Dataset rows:
-.-.-
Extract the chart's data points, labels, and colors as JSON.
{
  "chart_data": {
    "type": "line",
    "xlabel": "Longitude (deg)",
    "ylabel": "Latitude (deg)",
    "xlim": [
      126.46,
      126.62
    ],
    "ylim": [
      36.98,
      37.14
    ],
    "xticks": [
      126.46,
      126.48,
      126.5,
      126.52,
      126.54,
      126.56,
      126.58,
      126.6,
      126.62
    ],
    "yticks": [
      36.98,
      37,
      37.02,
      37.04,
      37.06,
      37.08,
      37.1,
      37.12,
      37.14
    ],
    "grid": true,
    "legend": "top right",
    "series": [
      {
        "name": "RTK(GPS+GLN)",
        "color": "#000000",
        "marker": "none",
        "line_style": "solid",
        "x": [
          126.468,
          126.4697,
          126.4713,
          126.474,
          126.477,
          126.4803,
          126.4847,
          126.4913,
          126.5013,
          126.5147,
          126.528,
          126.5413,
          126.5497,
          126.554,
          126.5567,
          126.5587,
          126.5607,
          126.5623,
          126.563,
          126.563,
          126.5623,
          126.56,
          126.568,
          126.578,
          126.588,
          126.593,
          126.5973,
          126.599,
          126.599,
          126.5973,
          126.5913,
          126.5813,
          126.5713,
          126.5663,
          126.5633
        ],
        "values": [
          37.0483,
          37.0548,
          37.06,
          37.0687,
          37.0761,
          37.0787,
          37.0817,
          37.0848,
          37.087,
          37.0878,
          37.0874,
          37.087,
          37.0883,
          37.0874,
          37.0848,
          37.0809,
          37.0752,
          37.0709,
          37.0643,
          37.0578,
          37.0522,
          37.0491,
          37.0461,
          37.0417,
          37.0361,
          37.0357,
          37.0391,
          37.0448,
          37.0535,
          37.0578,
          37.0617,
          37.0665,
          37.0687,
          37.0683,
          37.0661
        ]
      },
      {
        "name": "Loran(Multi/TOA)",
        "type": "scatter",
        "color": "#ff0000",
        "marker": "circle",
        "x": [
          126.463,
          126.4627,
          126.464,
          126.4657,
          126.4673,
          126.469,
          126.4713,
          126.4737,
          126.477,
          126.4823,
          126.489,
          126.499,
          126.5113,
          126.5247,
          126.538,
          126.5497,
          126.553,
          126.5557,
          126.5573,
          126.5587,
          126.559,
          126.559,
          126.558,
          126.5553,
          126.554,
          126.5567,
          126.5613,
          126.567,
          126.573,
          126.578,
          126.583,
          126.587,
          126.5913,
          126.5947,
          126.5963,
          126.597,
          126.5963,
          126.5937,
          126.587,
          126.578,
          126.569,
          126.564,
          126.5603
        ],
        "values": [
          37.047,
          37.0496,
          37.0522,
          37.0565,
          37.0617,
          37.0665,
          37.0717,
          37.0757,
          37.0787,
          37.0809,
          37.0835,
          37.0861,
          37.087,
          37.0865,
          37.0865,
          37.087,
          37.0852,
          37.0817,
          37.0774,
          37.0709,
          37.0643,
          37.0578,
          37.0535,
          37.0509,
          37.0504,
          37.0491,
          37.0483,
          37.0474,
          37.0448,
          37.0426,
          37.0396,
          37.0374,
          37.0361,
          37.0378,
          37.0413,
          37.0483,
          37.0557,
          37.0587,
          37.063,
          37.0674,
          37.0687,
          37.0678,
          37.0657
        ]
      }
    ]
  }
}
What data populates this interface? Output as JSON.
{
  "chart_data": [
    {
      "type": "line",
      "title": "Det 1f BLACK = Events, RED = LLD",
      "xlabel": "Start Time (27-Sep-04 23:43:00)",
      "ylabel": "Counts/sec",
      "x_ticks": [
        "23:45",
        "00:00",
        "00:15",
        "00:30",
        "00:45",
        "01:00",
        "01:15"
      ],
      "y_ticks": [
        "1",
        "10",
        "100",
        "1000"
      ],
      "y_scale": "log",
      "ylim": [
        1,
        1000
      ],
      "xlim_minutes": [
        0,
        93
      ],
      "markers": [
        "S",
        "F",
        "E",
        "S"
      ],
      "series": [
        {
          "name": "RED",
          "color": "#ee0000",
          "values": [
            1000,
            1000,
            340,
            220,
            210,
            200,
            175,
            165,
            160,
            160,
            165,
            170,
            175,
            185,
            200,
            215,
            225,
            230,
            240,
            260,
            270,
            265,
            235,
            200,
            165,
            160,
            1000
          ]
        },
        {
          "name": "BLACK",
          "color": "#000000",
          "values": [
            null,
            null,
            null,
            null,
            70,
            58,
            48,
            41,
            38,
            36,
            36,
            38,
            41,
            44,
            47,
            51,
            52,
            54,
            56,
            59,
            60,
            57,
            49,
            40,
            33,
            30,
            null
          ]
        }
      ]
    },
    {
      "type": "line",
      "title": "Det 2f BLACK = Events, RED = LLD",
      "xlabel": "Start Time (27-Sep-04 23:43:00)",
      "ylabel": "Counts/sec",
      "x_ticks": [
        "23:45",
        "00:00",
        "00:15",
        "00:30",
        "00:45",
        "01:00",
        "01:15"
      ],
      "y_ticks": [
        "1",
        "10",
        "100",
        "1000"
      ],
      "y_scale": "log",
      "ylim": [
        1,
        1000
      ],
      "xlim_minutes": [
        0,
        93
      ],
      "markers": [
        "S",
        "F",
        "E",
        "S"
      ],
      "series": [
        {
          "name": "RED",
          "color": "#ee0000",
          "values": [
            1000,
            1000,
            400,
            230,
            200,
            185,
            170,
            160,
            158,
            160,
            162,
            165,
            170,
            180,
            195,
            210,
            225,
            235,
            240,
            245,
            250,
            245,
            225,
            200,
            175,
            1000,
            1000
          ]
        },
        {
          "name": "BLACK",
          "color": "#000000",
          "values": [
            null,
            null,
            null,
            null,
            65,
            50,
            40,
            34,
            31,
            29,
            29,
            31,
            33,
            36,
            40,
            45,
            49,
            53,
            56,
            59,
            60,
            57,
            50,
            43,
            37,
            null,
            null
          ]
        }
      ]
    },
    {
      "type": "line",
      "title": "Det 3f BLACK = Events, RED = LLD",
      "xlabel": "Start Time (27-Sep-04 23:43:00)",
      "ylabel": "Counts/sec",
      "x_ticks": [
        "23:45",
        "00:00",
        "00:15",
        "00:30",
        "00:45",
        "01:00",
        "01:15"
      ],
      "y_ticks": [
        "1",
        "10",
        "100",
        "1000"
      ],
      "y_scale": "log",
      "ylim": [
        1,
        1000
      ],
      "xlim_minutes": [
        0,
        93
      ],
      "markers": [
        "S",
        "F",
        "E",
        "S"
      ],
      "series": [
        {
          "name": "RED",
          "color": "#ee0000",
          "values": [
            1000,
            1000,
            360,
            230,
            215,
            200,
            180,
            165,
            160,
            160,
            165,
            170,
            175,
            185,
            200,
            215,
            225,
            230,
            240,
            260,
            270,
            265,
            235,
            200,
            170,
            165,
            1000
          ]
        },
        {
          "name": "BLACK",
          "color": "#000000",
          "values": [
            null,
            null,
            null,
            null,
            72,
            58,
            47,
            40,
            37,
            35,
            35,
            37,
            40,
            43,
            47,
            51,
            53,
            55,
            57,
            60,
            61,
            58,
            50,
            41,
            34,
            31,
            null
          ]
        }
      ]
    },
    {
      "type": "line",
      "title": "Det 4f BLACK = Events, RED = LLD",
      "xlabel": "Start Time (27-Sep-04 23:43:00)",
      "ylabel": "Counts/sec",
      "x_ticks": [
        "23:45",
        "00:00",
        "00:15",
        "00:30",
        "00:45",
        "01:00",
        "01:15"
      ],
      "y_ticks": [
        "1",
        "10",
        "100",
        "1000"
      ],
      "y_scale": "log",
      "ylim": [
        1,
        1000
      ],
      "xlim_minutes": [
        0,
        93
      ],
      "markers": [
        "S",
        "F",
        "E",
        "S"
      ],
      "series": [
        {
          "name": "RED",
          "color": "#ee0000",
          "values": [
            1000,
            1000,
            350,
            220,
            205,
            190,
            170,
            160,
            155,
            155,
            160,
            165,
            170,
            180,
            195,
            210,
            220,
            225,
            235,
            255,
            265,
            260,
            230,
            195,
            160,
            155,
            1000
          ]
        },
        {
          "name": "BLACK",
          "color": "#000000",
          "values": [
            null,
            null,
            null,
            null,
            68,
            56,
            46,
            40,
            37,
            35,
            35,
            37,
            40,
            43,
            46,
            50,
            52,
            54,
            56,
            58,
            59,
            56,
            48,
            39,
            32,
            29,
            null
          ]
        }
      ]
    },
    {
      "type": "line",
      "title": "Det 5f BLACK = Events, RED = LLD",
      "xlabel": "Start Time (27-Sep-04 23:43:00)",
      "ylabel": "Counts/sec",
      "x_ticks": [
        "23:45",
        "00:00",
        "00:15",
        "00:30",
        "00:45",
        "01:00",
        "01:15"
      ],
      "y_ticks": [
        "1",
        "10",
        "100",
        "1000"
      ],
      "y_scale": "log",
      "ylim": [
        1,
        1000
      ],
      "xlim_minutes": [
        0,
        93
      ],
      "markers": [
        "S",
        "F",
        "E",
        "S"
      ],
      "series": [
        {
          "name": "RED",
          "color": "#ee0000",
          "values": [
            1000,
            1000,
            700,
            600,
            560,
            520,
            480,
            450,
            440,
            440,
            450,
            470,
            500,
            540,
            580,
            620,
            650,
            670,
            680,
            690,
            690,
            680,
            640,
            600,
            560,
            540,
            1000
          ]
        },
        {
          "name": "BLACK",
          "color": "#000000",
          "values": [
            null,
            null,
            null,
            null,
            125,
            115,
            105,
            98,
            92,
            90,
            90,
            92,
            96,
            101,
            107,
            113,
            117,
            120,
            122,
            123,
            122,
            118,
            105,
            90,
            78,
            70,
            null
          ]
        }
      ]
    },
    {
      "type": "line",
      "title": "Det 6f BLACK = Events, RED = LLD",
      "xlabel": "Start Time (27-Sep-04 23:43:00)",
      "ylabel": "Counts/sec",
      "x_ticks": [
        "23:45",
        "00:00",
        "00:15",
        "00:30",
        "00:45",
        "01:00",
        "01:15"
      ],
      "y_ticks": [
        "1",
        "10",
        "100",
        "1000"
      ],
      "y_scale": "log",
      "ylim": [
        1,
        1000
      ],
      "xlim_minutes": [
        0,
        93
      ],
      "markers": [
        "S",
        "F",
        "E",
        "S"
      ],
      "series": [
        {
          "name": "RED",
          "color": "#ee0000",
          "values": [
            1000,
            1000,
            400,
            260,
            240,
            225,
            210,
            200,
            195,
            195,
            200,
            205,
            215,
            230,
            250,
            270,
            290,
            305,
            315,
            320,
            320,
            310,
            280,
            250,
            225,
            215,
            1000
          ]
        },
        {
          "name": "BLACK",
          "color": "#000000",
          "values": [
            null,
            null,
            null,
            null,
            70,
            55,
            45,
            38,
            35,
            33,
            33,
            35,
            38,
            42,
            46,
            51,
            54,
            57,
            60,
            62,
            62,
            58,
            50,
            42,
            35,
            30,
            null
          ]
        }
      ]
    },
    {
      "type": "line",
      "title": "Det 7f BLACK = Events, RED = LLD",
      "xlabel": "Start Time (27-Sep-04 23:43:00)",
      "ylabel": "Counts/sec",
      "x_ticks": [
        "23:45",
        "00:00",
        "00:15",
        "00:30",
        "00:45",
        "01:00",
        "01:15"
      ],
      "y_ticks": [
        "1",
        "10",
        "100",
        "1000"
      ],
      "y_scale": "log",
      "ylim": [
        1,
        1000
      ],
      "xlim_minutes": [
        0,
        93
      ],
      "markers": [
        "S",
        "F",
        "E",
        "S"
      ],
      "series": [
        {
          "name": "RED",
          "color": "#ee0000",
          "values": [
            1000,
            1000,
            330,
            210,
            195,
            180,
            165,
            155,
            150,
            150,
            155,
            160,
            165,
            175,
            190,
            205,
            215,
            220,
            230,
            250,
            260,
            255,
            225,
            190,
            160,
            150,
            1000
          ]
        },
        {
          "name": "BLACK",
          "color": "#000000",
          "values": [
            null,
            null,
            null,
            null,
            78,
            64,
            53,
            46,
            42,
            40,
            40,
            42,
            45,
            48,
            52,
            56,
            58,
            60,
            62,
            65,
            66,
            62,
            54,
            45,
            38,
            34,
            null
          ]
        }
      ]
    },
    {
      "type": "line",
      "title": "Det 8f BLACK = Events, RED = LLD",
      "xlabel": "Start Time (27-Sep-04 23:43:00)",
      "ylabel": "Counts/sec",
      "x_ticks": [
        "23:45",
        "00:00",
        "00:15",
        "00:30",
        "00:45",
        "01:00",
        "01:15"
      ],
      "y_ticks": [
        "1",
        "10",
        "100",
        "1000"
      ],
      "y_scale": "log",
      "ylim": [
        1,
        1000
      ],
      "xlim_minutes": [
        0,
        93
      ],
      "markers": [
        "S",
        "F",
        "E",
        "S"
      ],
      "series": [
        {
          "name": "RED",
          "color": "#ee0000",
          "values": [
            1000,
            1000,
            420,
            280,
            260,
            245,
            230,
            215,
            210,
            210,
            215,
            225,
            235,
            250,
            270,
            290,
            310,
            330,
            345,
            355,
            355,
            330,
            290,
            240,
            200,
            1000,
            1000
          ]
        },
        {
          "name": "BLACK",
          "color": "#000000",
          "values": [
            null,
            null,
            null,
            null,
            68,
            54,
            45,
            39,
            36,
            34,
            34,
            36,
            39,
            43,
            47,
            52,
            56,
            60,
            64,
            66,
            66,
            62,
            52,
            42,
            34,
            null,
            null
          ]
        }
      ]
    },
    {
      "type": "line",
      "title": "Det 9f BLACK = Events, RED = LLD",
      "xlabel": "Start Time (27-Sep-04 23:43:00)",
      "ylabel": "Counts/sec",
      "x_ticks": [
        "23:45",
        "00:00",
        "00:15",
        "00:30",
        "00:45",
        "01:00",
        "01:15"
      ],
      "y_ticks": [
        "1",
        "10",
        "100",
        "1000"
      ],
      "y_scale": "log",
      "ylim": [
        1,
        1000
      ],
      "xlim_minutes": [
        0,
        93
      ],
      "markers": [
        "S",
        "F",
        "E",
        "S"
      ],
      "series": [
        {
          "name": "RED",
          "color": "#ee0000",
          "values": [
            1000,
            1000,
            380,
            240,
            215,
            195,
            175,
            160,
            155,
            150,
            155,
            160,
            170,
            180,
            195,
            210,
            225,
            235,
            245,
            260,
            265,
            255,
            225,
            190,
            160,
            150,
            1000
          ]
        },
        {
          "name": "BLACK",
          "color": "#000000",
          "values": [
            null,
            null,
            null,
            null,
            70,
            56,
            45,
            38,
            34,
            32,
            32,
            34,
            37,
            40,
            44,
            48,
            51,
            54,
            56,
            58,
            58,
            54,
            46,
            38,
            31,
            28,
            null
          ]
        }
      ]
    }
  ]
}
-.-.-
Exercise aim: Pull out each line of the entries that contains "JSON".

Answer to the task:
Extract the chart's data points, labels, and colors as JSON.
What data populates this interface? Output as JSON.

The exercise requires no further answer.